§ **O PEDIDO**: Redigite sem alterações a parte da matéria sobre as indústrias químicas de Cubatão que começa em "Texto de Manuel" e segue até "queimar resíduos químicos.".

§ **TRECHO DO DOCUMENTO**:
Esta matéria foi publicada no dia 17/12/1984:
 
 

ROTEIRO DA INSEGURANÇA - 2


Foto: arquivo, publicada com a matéria

Isocianato, Butano, Amônia, Dicloretano, Silicone, Óleo Antacênico, Xileno, Hexano

(Aprenda a conviver com esses nomes em Cubatão; você ainda ouvirá falar deles)

Texto de Manuel Alves Fernandes e Lane Valiengo
Fotos: Arquivo

As indústrias de Cubatão manipulam uma infinidade de produtos químicos no processo de transformação que faz gerar matérias-primas que são o orgulho da comunidade. Afinal, dão emprego, movimentam enormes somas de capital e trazem dólares para o País, além de concederem à Prefeitura um invejável orçamento que, em 1985, será de Cr$ 150 bilhões.

Quem passa pelas vias Anchieta e Cubatão-Guarujá vê uma enormidade de tanques, instalações industriais, chaminés fumegantes e chamas que brilham na escuridão de tochas destinadas a queimar resíduos químicos.

A Cidade é recortada por tubos que atravessam estradas e núcleos densamente povoados. Pelas suas duas vias férreas passam vistosos tanques sobre rodas, pintados de branco, com o símbolo das indústrias neles pintados.

O que levam esses tanques, guardam esses reservatórios, produzem essas fábricas? Pouca gente sabe. Sexta-feira da semana passada, ao participar de uma reunião do Conselho Estadual de Meio-Ambiente, o engenheiro Antônio Carlos Satti, representante da Federação dos Trabalhadores na Agricultura, foi taxativo:

"É preciso acabar com essa história de segredo de fórmulas. Nós nem sabemos que veneno está diante do nosso nariz".

O que está guardado em Cubatão?

"Tudo de ruim, ou quase tudo, que você possa imaginar. Sem exagero ou sensacionalismo, os moradores de Cubatão deviam receber adicional de periculosidade e ter máscaras em casa, para colocá-las em situações de emergência. E essas situações de emergência já ocorreram pelo menos duas vezes, este ano. Podemos morrer com gases, numa explosão ou num incêndio".

A declaração é do presidente da Câmara Municipal de Cubatão, vereador Florivaldo de Oliveira Cajé.

§ **ENTRADAS LISTADAS**:
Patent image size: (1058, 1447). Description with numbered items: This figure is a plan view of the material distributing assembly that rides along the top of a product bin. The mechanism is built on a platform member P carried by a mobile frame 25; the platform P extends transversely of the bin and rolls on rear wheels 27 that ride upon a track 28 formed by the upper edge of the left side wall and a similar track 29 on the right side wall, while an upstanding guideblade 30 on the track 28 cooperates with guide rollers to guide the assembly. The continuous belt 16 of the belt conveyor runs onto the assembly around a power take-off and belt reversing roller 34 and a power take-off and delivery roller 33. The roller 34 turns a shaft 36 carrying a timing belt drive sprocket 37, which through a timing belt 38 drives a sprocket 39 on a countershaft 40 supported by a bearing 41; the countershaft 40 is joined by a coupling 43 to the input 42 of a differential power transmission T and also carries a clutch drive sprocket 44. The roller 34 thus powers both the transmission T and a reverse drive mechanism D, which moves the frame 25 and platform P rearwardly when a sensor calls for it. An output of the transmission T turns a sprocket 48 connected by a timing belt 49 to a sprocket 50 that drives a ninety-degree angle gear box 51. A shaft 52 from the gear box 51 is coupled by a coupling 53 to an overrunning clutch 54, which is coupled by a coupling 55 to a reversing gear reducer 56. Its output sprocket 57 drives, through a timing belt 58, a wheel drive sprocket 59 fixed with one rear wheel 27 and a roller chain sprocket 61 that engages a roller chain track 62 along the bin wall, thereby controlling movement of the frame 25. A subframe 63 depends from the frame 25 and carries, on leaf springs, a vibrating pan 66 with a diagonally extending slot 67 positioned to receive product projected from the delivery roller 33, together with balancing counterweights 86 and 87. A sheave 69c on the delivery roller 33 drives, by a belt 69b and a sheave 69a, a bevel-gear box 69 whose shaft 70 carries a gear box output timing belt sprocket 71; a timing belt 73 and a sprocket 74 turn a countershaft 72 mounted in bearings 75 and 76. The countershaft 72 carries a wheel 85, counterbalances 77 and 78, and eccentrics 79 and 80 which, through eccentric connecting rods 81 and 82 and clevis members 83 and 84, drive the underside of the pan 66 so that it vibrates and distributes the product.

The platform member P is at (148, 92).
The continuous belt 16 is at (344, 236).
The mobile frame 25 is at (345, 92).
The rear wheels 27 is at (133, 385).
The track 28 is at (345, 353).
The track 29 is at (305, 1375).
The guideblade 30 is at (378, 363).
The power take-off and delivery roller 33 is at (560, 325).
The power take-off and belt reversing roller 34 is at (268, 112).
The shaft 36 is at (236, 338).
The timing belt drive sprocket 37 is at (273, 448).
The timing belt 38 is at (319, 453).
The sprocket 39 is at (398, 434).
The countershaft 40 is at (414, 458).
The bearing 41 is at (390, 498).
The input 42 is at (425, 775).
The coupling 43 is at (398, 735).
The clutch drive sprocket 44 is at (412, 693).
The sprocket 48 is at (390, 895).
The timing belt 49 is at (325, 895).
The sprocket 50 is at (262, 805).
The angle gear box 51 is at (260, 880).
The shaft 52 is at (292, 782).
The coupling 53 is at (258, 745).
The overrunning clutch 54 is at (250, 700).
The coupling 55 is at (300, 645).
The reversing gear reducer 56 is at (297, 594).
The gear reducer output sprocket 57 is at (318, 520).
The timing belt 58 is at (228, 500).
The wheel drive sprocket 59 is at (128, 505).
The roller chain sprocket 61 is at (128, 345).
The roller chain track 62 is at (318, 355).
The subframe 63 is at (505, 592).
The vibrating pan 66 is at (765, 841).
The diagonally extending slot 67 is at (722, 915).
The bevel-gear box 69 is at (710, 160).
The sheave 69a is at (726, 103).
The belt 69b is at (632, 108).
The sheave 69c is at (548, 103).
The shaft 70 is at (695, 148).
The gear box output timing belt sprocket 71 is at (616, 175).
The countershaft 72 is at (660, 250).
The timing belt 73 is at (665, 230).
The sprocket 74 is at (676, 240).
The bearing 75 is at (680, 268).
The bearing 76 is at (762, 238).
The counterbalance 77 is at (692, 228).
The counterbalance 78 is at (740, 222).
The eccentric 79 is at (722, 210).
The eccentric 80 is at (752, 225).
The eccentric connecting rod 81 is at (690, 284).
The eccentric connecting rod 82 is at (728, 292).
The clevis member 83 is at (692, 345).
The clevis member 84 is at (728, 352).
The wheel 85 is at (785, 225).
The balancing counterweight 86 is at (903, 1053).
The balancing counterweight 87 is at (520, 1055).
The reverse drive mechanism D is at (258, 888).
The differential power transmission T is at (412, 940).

§ **RESPOSTA RESOLVIDA**:
Texto de Manuel Alves Fernandes e Lane Valiengo
Fotos: Arquivo

As indústrias de Cubatão manipulam uma infinidade de produtos químicos no processo de transformação que faz gerar matérias-primas que são o orgulho da comunidade. Afinal, dão emprego, movimentam enormes somas de capital e trazem dólares para o País, além de concederem à Prefeitura um invejável orçamento que, em 1985, será de Cr$ 150 bilhões.

Quem passa pelas vias Anchieta e Cubatão-Guarujá vê uma enormidade de tanques, instalações industriais, chaminés fumegantes e chamas que brilham na escuridão de tochas destinadas a queimar resíduos químicos.